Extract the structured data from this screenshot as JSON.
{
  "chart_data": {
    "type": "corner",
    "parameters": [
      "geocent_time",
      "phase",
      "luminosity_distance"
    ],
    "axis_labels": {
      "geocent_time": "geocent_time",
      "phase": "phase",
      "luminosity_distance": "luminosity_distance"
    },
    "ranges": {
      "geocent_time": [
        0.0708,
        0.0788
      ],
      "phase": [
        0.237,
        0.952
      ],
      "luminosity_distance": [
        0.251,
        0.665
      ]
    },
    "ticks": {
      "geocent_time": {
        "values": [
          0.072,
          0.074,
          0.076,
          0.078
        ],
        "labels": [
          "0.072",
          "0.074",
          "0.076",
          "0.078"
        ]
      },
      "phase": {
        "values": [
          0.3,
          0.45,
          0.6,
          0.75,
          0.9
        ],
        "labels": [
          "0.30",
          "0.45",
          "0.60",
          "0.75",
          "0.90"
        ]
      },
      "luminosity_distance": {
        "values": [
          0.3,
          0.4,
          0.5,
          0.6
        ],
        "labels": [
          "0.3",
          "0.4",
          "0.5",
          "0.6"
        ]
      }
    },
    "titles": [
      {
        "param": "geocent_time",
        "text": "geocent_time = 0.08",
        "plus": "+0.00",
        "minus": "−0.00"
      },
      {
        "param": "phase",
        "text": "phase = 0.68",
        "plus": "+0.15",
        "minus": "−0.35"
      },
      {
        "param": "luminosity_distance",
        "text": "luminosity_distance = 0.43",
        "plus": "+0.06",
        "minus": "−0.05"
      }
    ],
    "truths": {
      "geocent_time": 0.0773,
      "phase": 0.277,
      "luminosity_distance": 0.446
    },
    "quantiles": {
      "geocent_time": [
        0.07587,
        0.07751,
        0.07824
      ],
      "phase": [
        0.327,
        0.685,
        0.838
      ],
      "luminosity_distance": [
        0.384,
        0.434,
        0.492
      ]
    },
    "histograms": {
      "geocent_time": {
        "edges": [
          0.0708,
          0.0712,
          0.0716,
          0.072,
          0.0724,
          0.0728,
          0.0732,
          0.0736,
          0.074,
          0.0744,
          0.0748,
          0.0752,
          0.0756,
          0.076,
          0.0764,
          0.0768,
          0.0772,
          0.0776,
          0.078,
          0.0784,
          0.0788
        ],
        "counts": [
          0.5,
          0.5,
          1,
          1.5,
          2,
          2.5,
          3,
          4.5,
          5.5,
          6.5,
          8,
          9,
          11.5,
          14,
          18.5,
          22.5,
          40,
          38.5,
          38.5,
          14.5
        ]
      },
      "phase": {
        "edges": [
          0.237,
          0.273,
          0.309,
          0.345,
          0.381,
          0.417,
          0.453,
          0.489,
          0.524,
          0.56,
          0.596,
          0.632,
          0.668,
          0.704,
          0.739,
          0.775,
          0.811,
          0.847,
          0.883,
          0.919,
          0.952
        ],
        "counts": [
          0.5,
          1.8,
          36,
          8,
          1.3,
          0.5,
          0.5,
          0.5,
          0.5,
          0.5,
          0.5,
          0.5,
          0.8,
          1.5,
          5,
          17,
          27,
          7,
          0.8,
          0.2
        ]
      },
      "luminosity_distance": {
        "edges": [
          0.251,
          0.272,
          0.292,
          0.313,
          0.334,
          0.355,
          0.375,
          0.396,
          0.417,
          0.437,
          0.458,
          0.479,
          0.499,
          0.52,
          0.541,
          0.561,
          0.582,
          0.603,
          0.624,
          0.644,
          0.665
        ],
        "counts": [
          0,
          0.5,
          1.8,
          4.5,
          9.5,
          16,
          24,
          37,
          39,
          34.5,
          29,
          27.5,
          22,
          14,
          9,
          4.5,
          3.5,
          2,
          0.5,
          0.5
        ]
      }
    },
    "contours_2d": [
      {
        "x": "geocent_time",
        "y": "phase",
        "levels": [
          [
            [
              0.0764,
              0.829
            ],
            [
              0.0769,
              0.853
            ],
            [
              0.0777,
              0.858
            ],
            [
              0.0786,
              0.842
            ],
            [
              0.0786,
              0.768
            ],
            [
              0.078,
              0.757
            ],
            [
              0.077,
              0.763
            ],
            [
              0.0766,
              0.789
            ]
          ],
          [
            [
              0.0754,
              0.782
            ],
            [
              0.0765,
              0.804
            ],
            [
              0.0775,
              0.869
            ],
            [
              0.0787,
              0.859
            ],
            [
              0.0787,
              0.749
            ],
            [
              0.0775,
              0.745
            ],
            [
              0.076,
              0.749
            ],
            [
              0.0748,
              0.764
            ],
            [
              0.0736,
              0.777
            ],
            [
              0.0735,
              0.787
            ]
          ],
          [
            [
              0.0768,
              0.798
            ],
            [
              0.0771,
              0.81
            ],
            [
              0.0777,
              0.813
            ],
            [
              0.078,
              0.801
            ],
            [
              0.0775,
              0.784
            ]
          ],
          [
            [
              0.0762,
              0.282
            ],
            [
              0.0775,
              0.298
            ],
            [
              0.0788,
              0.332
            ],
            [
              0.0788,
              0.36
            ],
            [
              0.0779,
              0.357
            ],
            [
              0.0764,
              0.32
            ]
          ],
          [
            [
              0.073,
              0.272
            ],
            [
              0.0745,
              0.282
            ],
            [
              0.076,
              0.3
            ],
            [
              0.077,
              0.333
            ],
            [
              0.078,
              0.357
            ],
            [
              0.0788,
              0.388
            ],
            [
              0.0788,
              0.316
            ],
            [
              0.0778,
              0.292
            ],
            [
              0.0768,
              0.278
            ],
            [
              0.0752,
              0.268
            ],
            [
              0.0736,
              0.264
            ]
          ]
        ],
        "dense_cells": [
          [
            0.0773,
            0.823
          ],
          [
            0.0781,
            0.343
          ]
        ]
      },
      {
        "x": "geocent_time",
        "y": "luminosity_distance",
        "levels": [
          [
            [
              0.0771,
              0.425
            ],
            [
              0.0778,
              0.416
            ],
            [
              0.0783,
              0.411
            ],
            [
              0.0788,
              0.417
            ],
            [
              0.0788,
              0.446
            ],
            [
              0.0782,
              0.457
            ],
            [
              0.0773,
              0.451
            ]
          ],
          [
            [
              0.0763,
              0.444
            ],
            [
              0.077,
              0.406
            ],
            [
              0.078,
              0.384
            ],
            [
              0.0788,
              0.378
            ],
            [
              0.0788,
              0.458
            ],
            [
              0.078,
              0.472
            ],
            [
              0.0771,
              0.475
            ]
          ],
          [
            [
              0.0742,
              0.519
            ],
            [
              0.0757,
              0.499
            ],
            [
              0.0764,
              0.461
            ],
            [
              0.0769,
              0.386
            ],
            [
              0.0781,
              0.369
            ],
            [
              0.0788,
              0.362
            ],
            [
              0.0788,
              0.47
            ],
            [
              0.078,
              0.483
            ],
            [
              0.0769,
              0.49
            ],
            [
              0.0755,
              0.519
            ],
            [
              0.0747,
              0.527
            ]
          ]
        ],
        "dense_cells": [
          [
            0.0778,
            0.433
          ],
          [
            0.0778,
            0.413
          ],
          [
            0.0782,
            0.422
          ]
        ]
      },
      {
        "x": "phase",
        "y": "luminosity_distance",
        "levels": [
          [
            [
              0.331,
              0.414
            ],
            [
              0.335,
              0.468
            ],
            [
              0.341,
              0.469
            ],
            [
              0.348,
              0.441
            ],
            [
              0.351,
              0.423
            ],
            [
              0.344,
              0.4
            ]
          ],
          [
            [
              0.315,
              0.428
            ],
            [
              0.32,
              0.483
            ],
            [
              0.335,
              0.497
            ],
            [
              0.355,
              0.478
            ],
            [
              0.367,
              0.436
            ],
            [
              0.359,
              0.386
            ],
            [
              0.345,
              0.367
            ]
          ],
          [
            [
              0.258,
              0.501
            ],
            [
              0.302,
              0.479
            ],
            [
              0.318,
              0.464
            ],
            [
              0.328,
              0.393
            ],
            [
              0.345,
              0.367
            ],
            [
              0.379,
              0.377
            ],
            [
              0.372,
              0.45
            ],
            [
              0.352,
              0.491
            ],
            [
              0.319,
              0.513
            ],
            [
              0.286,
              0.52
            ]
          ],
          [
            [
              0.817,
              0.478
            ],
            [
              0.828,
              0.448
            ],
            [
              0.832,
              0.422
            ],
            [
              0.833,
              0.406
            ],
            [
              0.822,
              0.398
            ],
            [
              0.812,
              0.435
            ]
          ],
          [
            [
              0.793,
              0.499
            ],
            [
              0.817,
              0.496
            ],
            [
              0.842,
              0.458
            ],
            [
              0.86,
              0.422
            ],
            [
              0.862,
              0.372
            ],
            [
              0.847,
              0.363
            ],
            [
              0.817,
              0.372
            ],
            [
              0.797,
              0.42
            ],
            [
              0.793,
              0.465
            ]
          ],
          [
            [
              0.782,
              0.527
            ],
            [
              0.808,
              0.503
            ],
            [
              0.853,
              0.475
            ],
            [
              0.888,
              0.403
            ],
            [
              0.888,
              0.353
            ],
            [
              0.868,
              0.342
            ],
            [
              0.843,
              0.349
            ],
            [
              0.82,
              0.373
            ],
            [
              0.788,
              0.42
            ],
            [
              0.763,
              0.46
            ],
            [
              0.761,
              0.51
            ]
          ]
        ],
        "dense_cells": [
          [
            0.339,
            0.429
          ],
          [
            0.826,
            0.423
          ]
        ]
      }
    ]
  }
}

* * * * * * * * *

• _Problem_: List the lines of the entries that include "text".

• _Right answer_:
        "text": "geocent_time = 0.08",
        "text": "phase = 0.68",
        "text": "luminosity_distance = 0.43",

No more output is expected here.